GOAL: Copy out every line that contains the word "Boot".

─── DATA ENTRIES ───

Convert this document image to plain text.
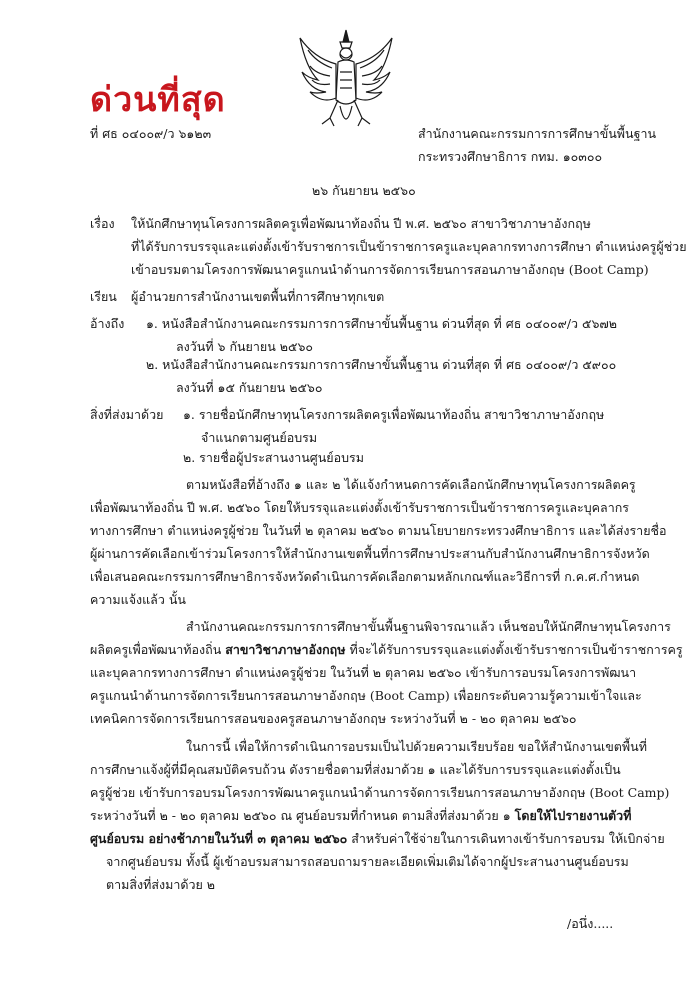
ด่วนที่สุด
ที่ ศธ ๐๔๐๐๙/ว ๖๑๒๓	สำนักงานคณะกรรมการการศึกษาขั้นพื้นฐาน
กระทรวงศึกษาธิการ กทม. ๑๐๓๐๐
๒๖ กันยายน ๒๕๖๐
เรื่อง ให้นักศึกษาทุนโครงการผลิตครูเพื่อพัฒนาท้องถิ่น ปี พ.ศ. ๒๕๖๐ สาขาวิชาภาษาอังกฤษ
ที่ได้รับการบรรจุและแต่งตั้งเข้ารับราชการเป็นข้าราชการครูและบุคลากรทางการศึกษา ตำแหน่งครูผู้ช่วย
เข้าอบรมตามโครงการพัฒนาครูแกนนำด้านการจัดการเรียนการสอนภาษาอังกฤษ (Boot Camp)
เรียน ผู้อำนวยการสำนักงานเขตพื้นที่การศึกษาทุกเขต
อ้างถึง ๑. หนังสือสำนักงานคณะกรรมการการศึกษาขั้นพื้นฐาน ด่วนที่สุด ที่ ศธ ๐๔๐๐๙/ว ๕๖๗๒
ลงวันที่ ๖ กันยายน ๒๕๖๐
๒. หนังสือสำนักงานคณะกรรมการการศึกษาขั้นพื้นฐาน ด่วนที่สุด ที่ ศธ ๐๔๐๐๙/ว ๕๙๐๐
ลงวันที่ ๑๕ กันยายน ๒๕๖๐
สิ่งที่ส่งมาด้วย ๑. รายชื่อนักศึกษาทุนโครงการผลิตครูเพื่อพัฒนาท้องถิ่น สาขาวิชาภาษาอังกฤษ
จำแนกตามศูนย์อบรม
๒. รายชื่อผู้ประสานงานศูนย์อบรม
ตามหนังสือที่อ้างถึง ๑ และ ๒ ได้แจ้งกำหนดการคัดเลือกนักศึกษาทุนโครงการผลิตครู
เพื่อพัฒนาท้องถิ่น ปี พ.ศ. ๒๕๖๐ โดยให้บรรจุและแต่งตั้งเข้ารับราชการเป็นข้าราชการครูและบุคลากร
ทางการศึกษา ตำแหน่งครูผู้ช่วย ในวันที่ ๒ ตุลาคม ๒๕๖๐ ตามนโยบายกระทรวงศึกษาธิการ และได้ส่งรายชื่อ
ผู้ผ่านการคัดเลือกเข้าร่วมโครงการให้สำนักงานเขตพื้นที่การศึกษาประสานกับสำนักงานศึกษาธิการจังหวัด
เพื่อเสนอคณะกรรมการศึกษาธิการจังหวัดดำเนินการคัดเลือกตามหลักเกณฑ์และวิธีการที่ ก.ค.ศ.กำหนด
ความแจ้งแล้ว นั้น
สำนักงานคณะกรรมการการศึกษาขั้นพื้นฐานพิจารณาแล้ว เห็นชอบให้นักศึกษาทุนโครงการ
ผลิตครูเพื่อพัฒนาท้องถิ่น สาขาวิชาภาษาอังกฤษ ที่จะได้รับการบรรจุและแต่งตั้งเข้ารับราชการเป็นข้าราชการครู
และบุคลากรทางการศึกษา ตำแหน่งครูผู้ช่วย ในวันที่ ๒ ตุลาคม ๒๕๖๐ เข้ารับการอบรมโครงการพัฒนา
ครูแกนนำด้านการจัดการเรียนการสอนภาษาอังกฤษ (Boot Camp) เพื่อยกระดับความรู้ความเข้าใจและ
เทคนิคการจัดการเรียนการสอนของครูสอนภาษาอังกฤษ ระหว่างวันที่ ๒ - ๒๐ ตุลาคม ๒๕๖๐
ในการนี้ เพื่อให้การดำเนินการอบรมเป็นไปด้วยความเรียบร้อย ขอให้สำนักงานเขตพื้นที่
การศึกษาแจ้งผู้ที่มีคุณสมบัติครบถ้วน ดังรายชื่อตามที่ส่งมาด้วย ๑ และได้รับการบรรจุและแต่งตั้งเป็น
ครูผู้ช่วย เข้ารับการอบรมโครงการพัฒนาครูแกนนำด้านการจัดการเรียนการสอนภาษาอังกฤษ (Boot Camp)
ระหว่างวันที่ ๒ - ๒๐ ตุลาคม ๒๕๖๐ ณ ศูนย์อบรมที่กำหนด ตามสิ่งที่ส่งมาด้วย ๑ โดยให้ไปรายงานตัวที่
ศูนย์อบรม อย่างช้าภายในวันที่ ๓ ตุลาคม ๒๕๖๐ สำหรับค่าใช้จ่ายในการเดินทางเข้ารับการอบรม ให้เบิกจ่าย
จากศูนย์อบรม ทั้งนี้ ผู้เข้าอบรมสามารถสอบถามรายละเอียดเพิ่มเติมได้จากผู้ประสานงานศูนย์อบรม
ตามสิ่งที่ส่งมาด้วย ๒
/อนึ่ง.....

───

CORRECT OUTPUT:
เข้าอบรมตามโครงการพัฒนาครูแกนนำด้านการจัดการเรียนการสอนภาษาอังกฤษ (Boot Camp)
ครูแกนนำด้านการจัดการเรียนการสอนภาษาอังกฤษ (Boot Camp) เพื่อยกระดับความรู้ความเข้าใจและ
ครูผู้ช่วย เข้ารับการอบรมโครงการพัฒนาครูแกนนำด้านการจัดการเรียนการสอนภาษาอังกฤษ (Boot Camp)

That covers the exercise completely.